▸ **GOAL A**
From the rows below the article on deepfakes, give the part that opens with the line containing "- y-tick-label: 390: [66, 139, 93, 152]" and closes with the last line of the rows as a JSON list of strings, one string per line, leaving out blank lines.

▸ **PASSAGE**
[start]

Deepfake: When seeing is no longer believing

Maddali Sowmya
9 min readNov 19, 2020

Deepfake is a combination of “deep learning” and “fake”. Deepfakes are hyper-realistic videos or images digitally manipulated to depict people in scenarios that never actually happened. Though fake content is not a new concept, deepfakes attract more leverage since it uses Machine Learning(ML) and Artificial Intelligence(AI) techniques to manipulate visual and audio content. Though the outcome of deepfakes depends on the person using it, it will not replace the fact that the cons outnumber the pros.

For instance, Deepfakes can be used to bring back the voice of a loved one we have been longing for, badly. We could re-live with many great personalities who are no longer alive and hear them give their famous speeches, which we have often quoted. We could also go back in time to see and hear many great scientists proving their landmark theories.

Deepfakes draw parallels to a time-travelling movie, wherein we could go back and forth in time to experience something which we desire to re-create. However, the number of malicious uses behind deepfakes largely dominates the positive ones, drawing much flak from the community.

For instance, in March of 2019, the CEO of a U.K-based energy firm listened over the phone, as his boss (Leader of the firm’s German parent company) ordered the transfer of €220,000 to a supplier in Hungary. News reports would later detail that the CEO recognised the “slight German accent and the melody” of his boss’s voice and followed the order to transfer the money within an hour. The caller tried several other times to urge second round of cash transfer, but by then the UK executive had grown suspicious and did not make any more transfers.

The €220,000 initially transferred, was tracked to Mexico and channelled to various accounts, and the energy firm reported this incident to their insurance company. The insurance company speculates that the thieves used AI to create a deepfake of the German lead’s voice. Though the reports have since questioned the lack of supporting evidence, we cannot eliminate the preliminary conclusion.

This example is an illustration of how technology can act as a tool to hoodwink people into believing something as real.

Exponents of Deep fakes have a history of targeting social media platforms, where conspiracies, rumours, and misinformation gets beyond bound in no time. Analysis suggests that social media platforms are the perfect place to find training data for deepfake models, which results in unexpected and expected outcomes.

The majority of celebrity images accessible easily on the internet are used to create a variety of memes, which are also deepfakes, as illustrated in Fig: 1 and Fig: 2.

Fig: 1 — On the left, we have Simon Cowell (A judge of the famous reality show, The X Factor) and on the right, we have his lookalike image generated by deepfake.
Fig: 2 — On the left, we have Jennifer Lawrence (Renowned Hollywood actress), and on the right, we have her image generated by deepfake.

How do Deepfakes work?

A deep-learning system has the potential to create a very convincing counterfeit by studying images and videos of the target person from multiple angles and then mimicking behaviours and speech patterns.

Once the initial fake has been produced, a method known as GANs (Generative Adversarial Networks) makes it a lot more believable. The GANs seek to detect flaws in the counterfeit, leading to improvements which address the flaws.

However, this process of detecting flaws does not end in one go. There are multiple iterations over which errors are detected, and suitable improvements are made such that the output in deepfake video/image is at its best.

Basic Concept governing deepfake:

Let us consider the scenario that we intend to transfer the face of person A to person B, in a video.

[end]

▸ **DATA FOR THIS TASK**
[start]

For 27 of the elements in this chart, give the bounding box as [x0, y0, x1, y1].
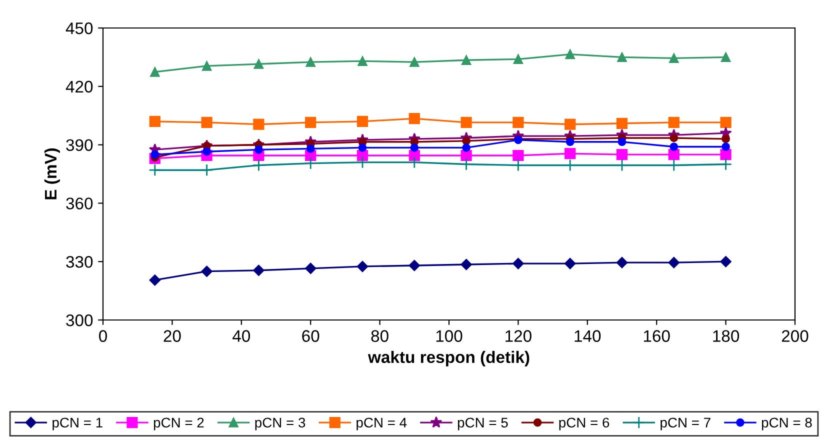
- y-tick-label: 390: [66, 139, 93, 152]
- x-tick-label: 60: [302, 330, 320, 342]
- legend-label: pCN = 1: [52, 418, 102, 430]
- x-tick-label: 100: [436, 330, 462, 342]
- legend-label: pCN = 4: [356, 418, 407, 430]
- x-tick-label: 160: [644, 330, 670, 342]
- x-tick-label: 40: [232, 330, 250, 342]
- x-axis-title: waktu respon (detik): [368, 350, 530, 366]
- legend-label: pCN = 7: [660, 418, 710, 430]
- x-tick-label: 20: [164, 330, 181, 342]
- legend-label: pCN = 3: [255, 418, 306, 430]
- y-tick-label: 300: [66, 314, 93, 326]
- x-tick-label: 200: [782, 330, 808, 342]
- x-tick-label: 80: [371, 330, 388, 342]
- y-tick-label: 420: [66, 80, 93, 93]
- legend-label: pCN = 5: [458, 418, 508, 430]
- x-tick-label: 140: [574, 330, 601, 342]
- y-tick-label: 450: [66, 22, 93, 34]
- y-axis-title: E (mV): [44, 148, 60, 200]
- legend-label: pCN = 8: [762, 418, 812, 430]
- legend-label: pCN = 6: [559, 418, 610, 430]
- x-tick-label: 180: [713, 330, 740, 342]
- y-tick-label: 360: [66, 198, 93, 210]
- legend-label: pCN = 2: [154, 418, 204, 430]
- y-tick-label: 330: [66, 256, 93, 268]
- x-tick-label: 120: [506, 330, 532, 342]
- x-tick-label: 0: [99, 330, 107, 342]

[end]

▸ **GOAL B**
Take the article on deepfakes further, starting after its final sentence.

▸ **WRITTEN REPLY A**
[
  "- y-tick-label: 390: [66, 139, 93, 152]",
  "- x-tick-label: 60: [302, 330, 320, 342]",
  "- legend-label: pCN = 1: [52, 418, 102, 430]",
  "- x-tick-label: 100: [436, 330, 462, 342]",
  "- legend-label: pCN = 4: [356, 418, 407, 430]",
  "- x-tick-label: 160: [644, 330, 670, 342]",
  "- x-tick-label: 40: [232, 330, 250, 342]",
  "- x-axis-title: waktu respon (detik): [368, 350, 530, 366]",
  "- legend-label: pCN = 7: [660, 418, 710, 430]",
  "- x-tick-label: 20: [164, 330, 181, 342]",
  "- legend-label: pCN = 3: [255, 418, 306, 430]",
  "- y-tick-label: 300: [66, 314, 93, 326]",
  "- x-tick-label: 200: [782, 330, 808, 342]",
  "- x-tick-label: 80: [371, 330, 388, 342]",
  "- y-tick-label: 420: [66, 80, 93, 93]",
  "- legend-label: pCN = 5: [458, 418, 508, 430]",
  "- x-tick-label: 140: [574, 330, 601, 342]",
  "- y-tick-label: 450: [66, 22, 93, 34]",
  "- y-axis-title: E (mV): [44, 148, 60, 200]",
  "- legend-label: pCN = 8: [762, 418, 812, 430]",
  "- legend-label: pCN = 6: [559, 418, 610, 430]",
  "- x-tick-label: 180: [713, 330, 740, 342]",
  "- y-tick-label: 360: [66, 198, 93, 210]",
  "- legend-label: pCN = 2: [154, 418, 204, 430]",
  "- y-tick-label: 330: [66, 256, 93, 268]",
  "- x-tick-label: 120: [506, 330, 532, 342]",
  "- x-tick-label: 0: [99, 330, 107, 342]"
]

▸ **WRITTEN REPLY B**
Firstly, we would like to gather hundreds of images for both persons concerned. We would then build an encoder to encode these pictures into files of smaller sizes, by employing a deep learning CNN network. Then we use a decoder to reconstruct the image from smaller sized files. This autoencoder (the encoder and therefore the decoder) has over 1,000,000 parameters, but still not close enough to remember all the photographs. So, the encoder must extract the key features to recreate the first input, as shown in Fig: 3.

To decode the features, we use separate decoders for person A and person B. Now, we train the encoder followed by the decoders, using the principle of backpropagation, such that input closely matches the output. One disadvantage is that the process is time-consuming (repeated processing of images for about 10 million times) and takes about three days to get decent results, even with the support of GPU.

Fig : 3 — Illustration of Deepfake encoder and decoder

After the training, we process the video frame-by-frame to initiate the swap of a person’s face with another. Using face detection, we extract the features of the face of person A and feed it into the encoder. Rather than feeding encoded data to the decoder of A, we use the decoder of B to reconstruct the image. In essence, we draw person B using the features of A from the original video, as illustrated in Fig: 4. Finally, we merge the newly created face with the original image.

Fig: 4 — Illustration of the decoder of person B to reconstruct the whole picture

Intuitively, the encoder is detecting face angle, skin tone, facial expression, lighting, and other information which are vital to reconstruct person A. When we use the second decoder to reconstruct the image, we are drawing person B but with the context of A.

According to an MIT technology report, a tool that permits deepfakes can be quoted as “a perfect weapon for purveyors of faux news who want to influence everything from stock prices to elections.”

In older times, talented artists were entrusted with the role of editing images into/out of a video. However, in current times, AI tools are being used to achieve the same job, but with greater efficiency. The significant advantages are that much time gets saved and all we need to provide to these AI tools are the images and videos of the target.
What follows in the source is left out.